§ Required work
Of all the lines in the records below, how many hold the word "right"? Give the number alone.

§ Available data
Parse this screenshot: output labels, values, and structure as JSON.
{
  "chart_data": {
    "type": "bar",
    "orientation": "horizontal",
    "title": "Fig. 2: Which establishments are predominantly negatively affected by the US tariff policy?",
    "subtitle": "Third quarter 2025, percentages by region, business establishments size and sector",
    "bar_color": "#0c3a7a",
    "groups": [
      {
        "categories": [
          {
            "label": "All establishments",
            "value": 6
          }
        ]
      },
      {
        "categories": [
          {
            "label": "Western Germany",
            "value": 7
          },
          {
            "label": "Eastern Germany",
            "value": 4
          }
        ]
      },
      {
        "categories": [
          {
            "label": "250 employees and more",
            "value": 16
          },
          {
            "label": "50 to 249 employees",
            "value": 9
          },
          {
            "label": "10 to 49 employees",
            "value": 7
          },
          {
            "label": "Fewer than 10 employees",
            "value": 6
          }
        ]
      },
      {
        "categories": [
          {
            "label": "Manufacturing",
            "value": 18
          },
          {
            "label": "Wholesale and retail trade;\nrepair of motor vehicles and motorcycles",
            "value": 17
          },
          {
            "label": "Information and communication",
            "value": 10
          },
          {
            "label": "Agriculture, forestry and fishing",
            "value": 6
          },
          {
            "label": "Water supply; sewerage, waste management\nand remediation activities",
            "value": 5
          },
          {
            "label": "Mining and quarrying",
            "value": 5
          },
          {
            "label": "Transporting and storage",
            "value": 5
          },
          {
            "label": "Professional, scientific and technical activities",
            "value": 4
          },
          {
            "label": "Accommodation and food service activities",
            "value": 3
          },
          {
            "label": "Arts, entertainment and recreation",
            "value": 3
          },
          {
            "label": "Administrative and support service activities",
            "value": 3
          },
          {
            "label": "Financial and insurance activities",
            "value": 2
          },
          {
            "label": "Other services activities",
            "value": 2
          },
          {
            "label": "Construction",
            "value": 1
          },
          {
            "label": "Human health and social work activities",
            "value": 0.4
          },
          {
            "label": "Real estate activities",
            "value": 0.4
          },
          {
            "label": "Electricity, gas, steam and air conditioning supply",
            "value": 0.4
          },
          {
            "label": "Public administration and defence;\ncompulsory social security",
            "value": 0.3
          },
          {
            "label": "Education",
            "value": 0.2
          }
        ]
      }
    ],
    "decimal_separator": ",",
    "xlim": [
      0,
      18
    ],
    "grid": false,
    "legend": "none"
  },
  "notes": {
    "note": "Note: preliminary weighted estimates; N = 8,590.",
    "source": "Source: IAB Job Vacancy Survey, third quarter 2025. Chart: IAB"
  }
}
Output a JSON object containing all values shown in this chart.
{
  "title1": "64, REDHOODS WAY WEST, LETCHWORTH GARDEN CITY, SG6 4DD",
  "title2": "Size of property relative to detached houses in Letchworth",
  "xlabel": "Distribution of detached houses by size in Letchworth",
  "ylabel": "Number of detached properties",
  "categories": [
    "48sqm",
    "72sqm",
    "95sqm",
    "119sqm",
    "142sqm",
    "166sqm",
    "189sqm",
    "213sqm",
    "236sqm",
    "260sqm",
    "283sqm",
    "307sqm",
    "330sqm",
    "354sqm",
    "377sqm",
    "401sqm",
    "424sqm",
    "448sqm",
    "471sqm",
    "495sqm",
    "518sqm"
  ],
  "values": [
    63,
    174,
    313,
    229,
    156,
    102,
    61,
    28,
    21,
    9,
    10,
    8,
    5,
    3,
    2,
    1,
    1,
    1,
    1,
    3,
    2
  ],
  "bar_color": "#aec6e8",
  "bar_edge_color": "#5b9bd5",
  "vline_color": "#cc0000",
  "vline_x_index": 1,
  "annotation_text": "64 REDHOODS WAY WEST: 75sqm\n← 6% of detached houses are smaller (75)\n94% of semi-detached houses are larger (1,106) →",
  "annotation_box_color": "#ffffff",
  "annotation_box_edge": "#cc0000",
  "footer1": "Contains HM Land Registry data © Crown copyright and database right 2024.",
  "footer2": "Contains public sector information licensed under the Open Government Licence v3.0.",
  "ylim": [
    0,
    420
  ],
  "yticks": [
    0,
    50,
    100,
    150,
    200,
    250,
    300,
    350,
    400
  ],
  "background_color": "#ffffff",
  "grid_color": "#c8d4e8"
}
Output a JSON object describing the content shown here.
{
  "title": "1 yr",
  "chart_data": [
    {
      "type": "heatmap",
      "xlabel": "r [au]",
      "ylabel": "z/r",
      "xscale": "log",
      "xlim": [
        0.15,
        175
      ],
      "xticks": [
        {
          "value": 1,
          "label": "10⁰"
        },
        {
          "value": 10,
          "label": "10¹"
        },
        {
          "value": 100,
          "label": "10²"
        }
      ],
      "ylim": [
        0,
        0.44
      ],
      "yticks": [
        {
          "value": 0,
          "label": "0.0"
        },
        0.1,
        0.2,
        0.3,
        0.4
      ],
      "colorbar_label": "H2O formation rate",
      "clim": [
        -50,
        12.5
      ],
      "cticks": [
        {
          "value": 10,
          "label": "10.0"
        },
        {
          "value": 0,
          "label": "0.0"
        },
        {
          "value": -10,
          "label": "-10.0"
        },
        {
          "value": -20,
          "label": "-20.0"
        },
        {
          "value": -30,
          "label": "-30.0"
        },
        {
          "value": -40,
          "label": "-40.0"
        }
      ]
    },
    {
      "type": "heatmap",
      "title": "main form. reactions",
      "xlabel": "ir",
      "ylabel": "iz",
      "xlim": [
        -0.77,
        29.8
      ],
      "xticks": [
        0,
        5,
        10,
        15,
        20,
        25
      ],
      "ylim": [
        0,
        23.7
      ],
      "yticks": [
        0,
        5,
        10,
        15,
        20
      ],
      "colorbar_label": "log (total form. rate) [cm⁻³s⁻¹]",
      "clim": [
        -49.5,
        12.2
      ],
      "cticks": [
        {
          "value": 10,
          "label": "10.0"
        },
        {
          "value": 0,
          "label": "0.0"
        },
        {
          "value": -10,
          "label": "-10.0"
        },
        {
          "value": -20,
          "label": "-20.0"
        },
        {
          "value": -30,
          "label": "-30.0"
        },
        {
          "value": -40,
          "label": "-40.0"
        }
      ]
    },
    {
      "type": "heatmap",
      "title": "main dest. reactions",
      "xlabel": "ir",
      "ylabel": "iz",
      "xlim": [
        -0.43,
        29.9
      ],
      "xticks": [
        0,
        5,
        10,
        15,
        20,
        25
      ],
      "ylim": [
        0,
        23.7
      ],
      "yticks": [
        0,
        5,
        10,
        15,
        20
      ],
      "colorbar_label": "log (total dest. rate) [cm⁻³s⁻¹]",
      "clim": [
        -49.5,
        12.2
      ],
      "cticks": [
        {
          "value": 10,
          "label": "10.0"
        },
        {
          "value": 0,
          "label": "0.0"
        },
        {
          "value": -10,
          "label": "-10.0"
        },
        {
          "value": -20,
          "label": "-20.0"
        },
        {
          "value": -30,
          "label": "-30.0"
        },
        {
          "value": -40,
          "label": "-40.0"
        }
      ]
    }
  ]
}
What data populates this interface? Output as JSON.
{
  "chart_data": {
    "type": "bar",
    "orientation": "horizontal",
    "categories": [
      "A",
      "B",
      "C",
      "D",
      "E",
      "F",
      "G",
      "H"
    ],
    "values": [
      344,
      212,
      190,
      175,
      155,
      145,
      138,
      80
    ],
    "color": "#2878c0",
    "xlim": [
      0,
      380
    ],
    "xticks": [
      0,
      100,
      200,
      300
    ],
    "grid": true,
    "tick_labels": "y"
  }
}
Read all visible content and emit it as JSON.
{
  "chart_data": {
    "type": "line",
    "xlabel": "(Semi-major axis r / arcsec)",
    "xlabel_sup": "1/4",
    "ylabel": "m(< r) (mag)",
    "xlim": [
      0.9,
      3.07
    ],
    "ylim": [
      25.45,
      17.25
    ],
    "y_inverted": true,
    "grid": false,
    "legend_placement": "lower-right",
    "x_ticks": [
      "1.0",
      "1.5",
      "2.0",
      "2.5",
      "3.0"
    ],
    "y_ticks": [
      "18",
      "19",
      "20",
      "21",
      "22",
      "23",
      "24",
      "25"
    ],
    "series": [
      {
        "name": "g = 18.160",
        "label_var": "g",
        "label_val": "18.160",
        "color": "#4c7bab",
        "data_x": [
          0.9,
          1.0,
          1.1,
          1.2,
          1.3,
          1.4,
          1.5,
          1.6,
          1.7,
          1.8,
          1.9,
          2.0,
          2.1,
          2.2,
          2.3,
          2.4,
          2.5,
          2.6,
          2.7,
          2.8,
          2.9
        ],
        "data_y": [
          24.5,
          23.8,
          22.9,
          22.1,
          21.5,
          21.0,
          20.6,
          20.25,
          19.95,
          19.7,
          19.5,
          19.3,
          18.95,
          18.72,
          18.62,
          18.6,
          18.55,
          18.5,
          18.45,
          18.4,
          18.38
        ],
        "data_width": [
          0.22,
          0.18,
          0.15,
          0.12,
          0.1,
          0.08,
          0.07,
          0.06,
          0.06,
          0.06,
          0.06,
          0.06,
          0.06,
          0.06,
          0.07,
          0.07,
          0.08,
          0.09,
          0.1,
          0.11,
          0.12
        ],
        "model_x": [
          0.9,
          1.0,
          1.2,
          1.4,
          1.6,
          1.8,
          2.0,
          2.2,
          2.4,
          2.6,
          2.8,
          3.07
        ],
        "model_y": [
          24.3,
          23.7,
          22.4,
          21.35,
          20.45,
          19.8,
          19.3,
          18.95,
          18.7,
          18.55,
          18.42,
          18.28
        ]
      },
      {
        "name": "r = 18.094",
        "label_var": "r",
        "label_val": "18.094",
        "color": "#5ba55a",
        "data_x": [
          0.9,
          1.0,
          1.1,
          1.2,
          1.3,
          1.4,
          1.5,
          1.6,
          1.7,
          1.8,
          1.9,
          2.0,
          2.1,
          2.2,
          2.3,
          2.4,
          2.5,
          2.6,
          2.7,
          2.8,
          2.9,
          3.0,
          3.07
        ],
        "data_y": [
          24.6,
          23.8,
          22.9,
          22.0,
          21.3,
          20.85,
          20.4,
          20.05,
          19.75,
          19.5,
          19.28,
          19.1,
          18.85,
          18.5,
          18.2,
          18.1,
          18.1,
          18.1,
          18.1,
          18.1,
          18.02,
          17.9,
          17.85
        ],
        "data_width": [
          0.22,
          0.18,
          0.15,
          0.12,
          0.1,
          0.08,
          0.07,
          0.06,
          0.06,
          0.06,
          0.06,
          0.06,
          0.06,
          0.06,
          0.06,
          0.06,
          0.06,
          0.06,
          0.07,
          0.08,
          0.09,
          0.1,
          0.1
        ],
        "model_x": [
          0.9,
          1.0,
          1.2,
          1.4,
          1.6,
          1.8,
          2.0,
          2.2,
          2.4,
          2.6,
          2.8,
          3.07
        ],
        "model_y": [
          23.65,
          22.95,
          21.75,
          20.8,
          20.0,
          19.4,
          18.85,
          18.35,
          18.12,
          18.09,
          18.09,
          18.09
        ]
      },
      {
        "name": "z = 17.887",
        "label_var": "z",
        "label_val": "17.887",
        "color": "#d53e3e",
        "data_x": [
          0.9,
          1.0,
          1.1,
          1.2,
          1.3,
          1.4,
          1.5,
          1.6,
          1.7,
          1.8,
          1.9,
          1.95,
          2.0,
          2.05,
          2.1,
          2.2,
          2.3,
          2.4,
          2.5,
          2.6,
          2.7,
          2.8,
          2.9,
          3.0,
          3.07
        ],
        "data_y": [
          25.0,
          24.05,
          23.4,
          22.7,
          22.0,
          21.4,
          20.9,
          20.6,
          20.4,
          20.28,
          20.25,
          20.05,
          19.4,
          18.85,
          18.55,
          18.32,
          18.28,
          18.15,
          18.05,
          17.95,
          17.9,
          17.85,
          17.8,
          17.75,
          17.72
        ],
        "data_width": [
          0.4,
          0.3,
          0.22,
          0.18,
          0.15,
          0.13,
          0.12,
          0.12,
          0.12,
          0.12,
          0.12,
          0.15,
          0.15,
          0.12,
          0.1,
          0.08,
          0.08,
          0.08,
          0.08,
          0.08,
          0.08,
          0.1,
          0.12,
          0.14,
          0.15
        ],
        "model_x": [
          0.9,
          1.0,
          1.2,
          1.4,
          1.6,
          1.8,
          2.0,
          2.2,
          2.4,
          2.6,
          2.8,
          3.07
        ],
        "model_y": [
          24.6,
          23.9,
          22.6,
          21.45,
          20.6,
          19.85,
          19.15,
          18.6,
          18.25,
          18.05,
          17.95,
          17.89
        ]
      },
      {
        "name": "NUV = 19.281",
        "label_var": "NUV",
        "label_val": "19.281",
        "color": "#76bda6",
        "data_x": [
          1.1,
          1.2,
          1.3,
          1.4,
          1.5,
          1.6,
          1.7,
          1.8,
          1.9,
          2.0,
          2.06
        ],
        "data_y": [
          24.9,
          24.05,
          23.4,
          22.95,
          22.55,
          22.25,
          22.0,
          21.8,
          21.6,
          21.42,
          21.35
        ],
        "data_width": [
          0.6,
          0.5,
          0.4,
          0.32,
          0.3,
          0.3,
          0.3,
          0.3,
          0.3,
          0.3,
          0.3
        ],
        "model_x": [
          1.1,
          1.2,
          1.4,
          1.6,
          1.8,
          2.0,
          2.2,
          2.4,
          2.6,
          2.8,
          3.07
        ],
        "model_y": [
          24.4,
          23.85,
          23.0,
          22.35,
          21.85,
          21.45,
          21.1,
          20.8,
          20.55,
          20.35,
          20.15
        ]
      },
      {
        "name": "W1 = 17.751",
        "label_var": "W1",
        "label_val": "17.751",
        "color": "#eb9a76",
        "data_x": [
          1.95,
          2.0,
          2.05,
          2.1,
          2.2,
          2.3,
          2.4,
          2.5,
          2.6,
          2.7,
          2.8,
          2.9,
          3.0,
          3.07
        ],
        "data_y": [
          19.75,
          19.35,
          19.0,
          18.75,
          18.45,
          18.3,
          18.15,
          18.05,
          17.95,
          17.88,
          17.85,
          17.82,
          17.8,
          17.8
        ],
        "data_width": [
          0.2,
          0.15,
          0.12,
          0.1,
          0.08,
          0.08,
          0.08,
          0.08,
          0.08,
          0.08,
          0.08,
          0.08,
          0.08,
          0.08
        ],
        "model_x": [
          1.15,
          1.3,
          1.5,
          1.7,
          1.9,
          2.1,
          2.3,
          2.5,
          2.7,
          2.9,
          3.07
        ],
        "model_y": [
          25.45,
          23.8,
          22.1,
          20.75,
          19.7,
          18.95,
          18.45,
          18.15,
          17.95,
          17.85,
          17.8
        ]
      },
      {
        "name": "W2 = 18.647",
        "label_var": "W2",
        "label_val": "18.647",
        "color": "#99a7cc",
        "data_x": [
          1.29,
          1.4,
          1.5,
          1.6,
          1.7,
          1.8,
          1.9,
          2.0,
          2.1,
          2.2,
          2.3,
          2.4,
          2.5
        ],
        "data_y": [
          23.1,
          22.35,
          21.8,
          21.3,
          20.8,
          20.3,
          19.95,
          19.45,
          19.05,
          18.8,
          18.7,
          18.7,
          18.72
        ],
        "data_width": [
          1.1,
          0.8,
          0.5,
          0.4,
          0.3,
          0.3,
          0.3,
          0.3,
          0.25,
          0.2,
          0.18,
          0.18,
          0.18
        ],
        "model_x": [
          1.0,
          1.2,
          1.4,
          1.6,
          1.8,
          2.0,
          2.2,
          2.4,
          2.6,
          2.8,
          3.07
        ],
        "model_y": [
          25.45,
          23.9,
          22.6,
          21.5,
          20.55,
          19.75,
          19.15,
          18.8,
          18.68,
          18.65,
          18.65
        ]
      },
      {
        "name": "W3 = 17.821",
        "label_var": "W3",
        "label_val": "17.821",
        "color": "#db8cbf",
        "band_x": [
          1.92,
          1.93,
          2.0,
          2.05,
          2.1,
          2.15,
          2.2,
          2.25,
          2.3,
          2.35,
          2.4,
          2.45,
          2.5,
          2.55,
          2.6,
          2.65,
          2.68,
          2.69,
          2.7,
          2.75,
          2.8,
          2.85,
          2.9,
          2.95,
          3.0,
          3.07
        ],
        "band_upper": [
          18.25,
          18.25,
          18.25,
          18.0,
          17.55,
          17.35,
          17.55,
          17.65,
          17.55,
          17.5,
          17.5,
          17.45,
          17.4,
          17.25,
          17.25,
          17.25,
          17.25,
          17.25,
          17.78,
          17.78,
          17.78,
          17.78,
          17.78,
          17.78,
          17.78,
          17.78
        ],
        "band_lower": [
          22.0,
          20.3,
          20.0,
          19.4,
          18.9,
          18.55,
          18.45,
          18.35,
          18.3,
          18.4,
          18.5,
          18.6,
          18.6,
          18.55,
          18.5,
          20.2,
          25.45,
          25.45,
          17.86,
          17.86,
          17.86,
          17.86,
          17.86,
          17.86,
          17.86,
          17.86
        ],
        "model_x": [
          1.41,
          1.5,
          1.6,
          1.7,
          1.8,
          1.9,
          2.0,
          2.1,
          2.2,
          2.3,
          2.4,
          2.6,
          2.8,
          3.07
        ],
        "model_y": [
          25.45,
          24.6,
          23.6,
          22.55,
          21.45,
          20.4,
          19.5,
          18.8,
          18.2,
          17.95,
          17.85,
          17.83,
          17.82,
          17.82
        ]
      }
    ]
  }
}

§ Full answer
2